What you will do
Pick out the lines in the listing below that contain the word "слова" and copy them.
# # # # # # #
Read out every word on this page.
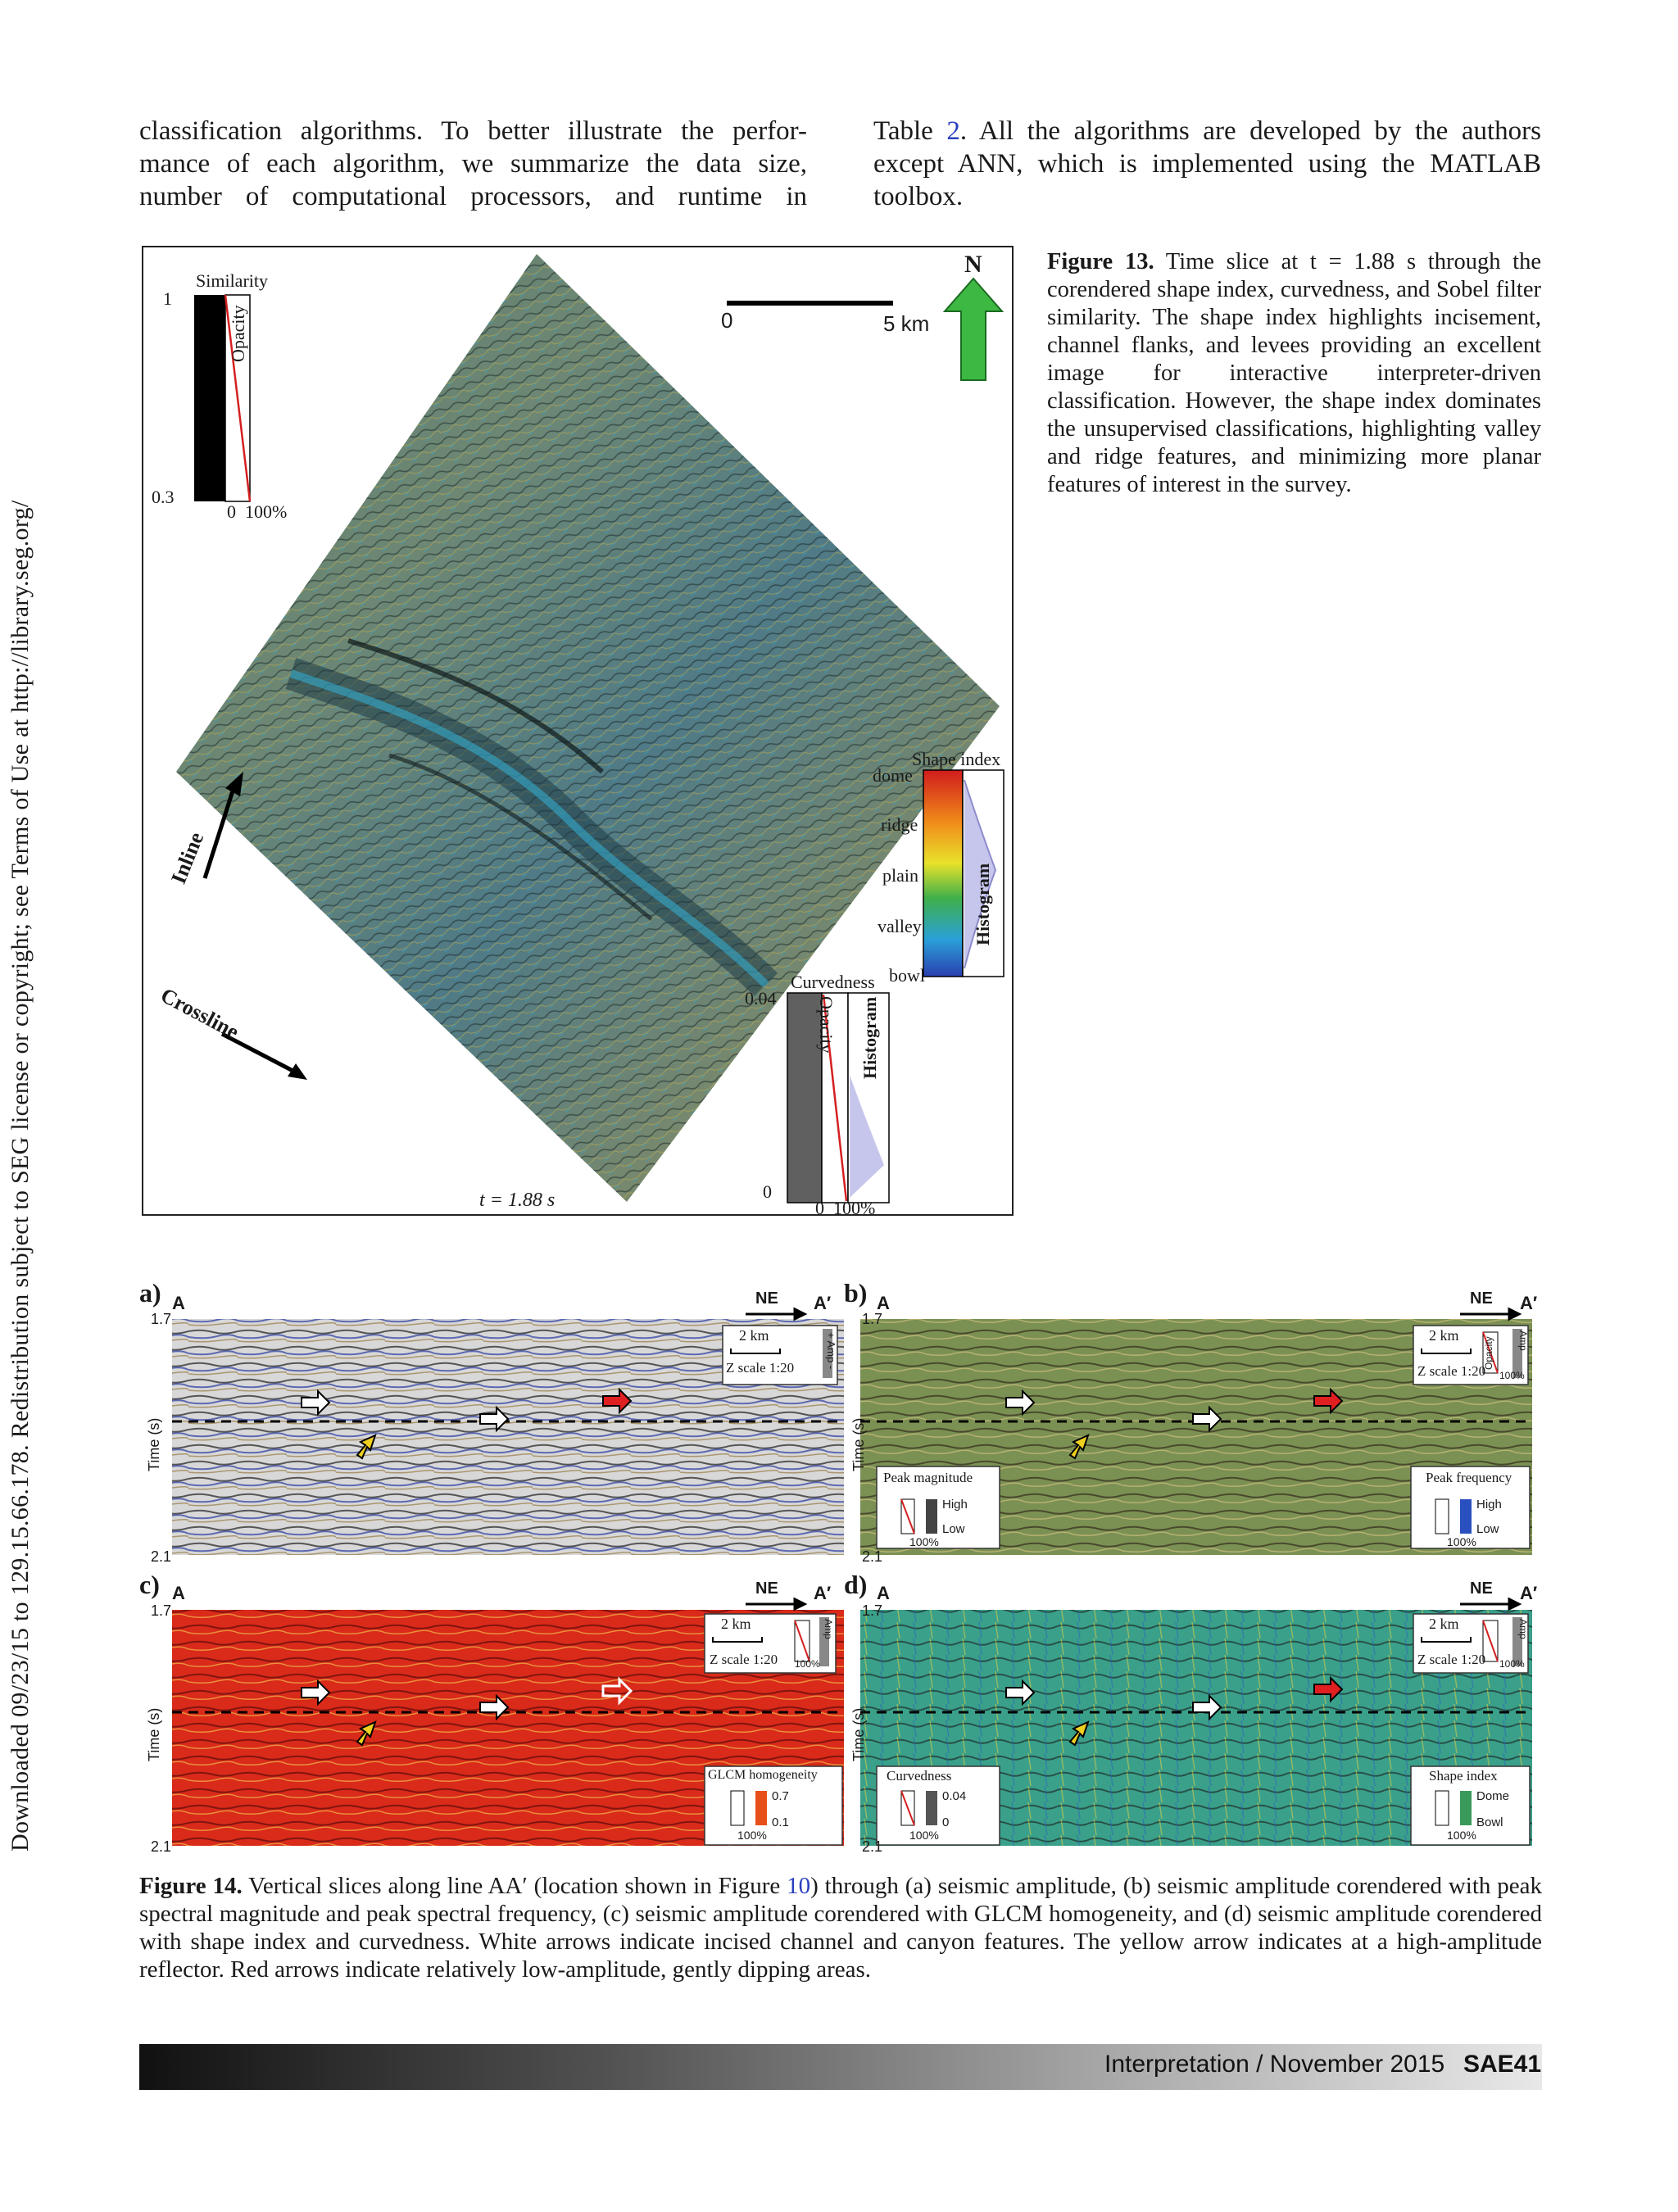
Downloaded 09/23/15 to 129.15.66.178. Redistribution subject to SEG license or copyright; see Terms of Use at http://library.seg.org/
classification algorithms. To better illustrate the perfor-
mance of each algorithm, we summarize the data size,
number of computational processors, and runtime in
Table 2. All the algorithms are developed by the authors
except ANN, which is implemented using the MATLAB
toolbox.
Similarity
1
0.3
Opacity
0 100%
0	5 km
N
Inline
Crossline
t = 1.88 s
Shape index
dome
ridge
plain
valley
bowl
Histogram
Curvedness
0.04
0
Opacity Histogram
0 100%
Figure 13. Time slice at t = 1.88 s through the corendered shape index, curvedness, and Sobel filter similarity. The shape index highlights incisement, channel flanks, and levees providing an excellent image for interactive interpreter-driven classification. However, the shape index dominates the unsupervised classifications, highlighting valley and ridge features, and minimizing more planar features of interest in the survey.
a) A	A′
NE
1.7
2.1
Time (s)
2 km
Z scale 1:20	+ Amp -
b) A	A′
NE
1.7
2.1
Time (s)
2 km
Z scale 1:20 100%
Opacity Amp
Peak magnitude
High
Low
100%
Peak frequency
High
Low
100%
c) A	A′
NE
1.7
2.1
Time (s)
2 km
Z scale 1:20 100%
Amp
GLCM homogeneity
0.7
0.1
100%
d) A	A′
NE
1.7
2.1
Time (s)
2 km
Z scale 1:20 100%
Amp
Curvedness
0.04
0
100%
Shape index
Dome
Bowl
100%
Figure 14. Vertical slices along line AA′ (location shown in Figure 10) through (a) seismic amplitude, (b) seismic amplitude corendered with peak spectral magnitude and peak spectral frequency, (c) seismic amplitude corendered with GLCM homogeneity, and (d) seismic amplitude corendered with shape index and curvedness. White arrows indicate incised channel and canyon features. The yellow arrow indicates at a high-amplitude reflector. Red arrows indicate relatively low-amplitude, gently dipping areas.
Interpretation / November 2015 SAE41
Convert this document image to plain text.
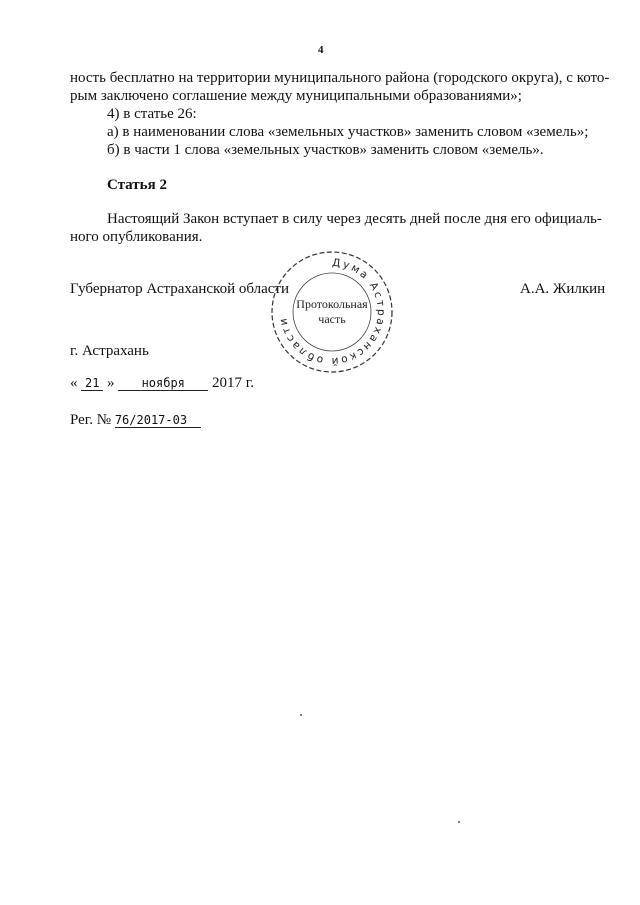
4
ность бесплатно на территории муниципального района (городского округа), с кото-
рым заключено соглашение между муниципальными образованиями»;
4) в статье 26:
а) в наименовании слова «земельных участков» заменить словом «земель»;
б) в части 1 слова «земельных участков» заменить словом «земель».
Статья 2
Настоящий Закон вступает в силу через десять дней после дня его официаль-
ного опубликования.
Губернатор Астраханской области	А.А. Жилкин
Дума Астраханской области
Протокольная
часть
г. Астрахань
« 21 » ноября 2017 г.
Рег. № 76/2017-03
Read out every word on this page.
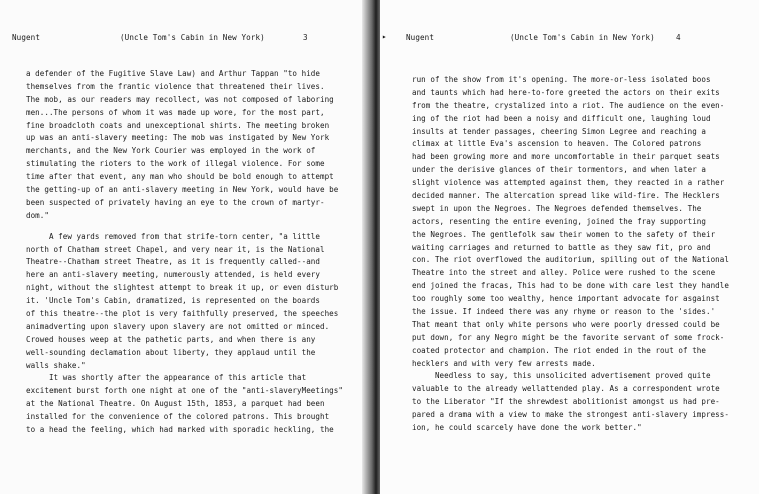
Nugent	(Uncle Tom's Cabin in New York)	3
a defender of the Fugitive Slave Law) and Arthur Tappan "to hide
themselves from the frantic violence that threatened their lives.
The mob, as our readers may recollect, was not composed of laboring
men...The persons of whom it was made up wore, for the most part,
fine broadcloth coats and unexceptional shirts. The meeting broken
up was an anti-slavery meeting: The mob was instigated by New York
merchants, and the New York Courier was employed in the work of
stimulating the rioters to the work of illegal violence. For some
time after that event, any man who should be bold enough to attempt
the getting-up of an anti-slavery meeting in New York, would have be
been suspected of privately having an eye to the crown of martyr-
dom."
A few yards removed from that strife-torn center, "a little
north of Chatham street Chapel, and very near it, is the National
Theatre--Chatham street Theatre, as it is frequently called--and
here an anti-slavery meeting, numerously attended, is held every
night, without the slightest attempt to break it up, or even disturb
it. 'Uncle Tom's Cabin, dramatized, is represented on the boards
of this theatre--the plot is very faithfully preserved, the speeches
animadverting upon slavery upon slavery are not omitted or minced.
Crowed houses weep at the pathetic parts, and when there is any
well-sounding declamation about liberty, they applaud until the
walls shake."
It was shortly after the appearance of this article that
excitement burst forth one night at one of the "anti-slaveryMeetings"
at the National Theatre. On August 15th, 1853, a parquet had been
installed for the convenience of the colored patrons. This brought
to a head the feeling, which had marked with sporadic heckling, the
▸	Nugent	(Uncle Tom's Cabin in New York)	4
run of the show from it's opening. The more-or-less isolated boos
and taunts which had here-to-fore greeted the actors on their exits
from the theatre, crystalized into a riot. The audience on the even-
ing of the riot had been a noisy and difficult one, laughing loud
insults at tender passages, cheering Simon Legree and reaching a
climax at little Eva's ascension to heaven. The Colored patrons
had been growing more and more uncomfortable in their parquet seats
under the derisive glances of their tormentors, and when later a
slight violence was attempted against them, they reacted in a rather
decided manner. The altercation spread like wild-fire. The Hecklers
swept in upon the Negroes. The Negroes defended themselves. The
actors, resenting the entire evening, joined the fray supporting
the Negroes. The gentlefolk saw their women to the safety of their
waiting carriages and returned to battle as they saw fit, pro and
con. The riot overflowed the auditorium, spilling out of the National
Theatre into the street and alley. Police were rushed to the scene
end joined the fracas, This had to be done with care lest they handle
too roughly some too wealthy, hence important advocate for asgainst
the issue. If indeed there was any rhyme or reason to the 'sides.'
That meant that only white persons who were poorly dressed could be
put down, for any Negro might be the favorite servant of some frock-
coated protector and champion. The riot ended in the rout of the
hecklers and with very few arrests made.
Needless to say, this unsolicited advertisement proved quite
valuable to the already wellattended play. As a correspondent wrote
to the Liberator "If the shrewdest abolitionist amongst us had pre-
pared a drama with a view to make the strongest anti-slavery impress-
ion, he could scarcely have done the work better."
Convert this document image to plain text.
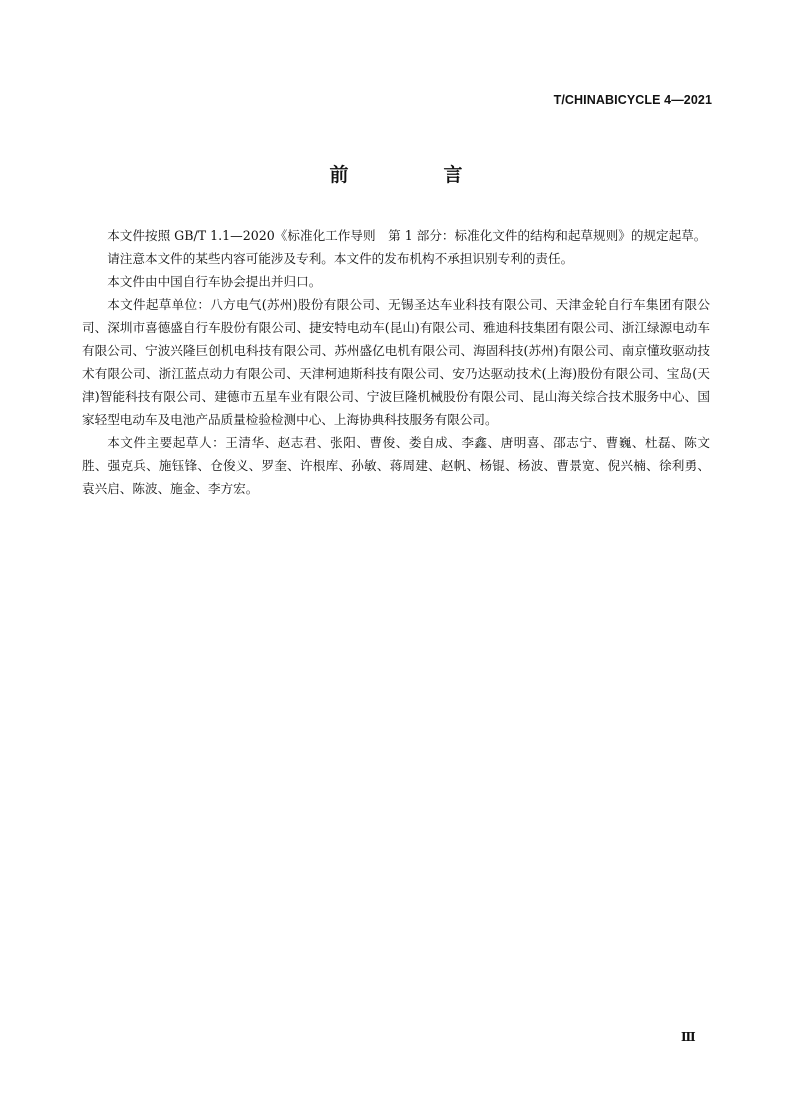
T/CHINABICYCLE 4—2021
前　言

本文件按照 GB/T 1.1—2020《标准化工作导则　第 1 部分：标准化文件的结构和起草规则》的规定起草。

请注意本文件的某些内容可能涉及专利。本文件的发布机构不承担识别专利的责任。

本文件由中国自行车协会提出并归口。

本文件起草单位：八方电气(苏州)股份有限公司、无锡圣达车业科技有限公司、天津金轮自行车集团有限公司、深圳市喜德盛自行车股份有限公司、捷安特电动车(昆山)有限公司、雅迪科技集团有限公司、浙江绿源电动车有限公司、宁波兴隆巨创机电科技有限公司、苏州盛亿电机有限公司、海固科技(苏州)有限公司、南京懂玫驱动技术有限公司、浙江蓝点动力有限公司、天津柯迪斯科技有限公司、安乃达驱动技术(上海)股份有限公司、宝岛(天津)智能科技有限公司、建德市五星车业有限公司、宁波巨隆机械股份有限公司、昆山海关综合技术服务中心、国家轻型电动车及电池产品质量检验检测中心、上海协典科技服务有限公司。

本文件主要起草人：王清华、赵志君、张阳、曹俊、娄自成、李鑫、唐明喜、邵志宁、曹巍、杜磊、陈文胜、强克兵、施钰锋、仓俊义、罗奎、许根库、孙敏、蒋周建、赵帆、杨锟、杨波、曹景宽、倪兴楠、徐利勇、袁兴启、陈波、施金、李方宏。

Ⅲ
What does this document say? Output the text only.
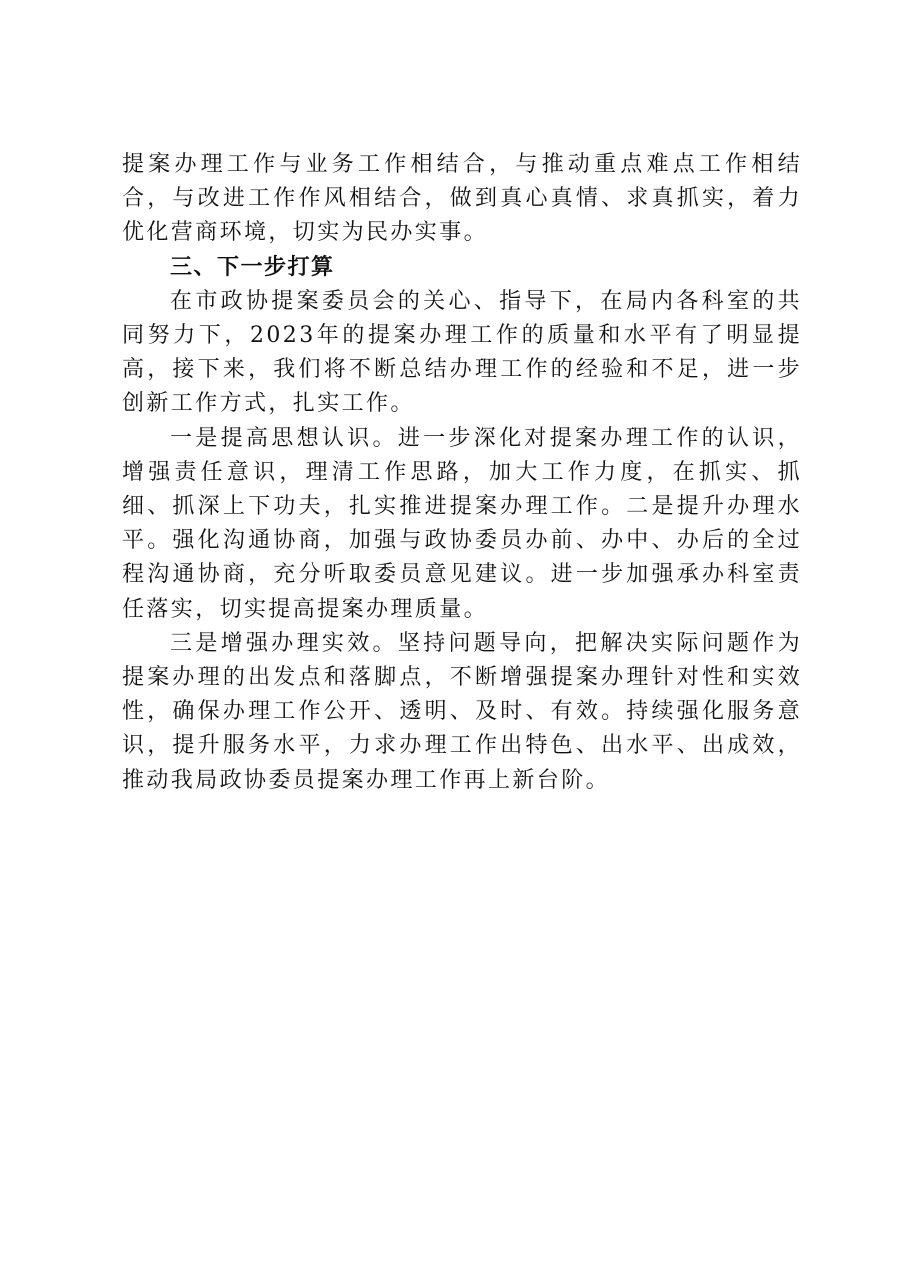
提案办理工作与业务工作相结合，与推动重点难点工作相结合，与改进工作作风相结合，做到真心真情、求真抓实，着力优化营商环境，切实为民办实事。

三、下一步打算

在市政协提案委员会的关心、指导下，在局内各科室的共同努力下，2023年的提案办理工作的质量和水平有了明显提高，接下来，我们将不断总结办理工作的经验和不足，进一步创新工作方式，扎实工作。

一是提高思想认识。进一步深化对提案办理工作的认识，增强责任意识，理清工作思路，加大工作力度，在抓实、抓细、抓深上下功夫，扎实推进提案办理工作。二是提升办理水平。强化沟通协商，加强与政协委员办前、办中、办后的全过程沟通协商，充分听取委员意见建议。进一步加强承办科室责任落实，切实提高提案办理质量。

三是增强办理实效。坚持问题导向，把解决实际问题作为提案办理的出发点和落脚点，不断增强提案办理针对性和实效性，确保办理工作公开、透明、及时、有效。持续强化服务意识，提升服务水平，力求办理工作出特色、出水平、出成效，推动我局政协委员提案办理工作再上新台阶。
# # # # # # #
Exercise output
а) в наименовании слова «земельных участков» заменить словом «земель»;
б) в части 1 слова «земельных участков» заменить словом «земель».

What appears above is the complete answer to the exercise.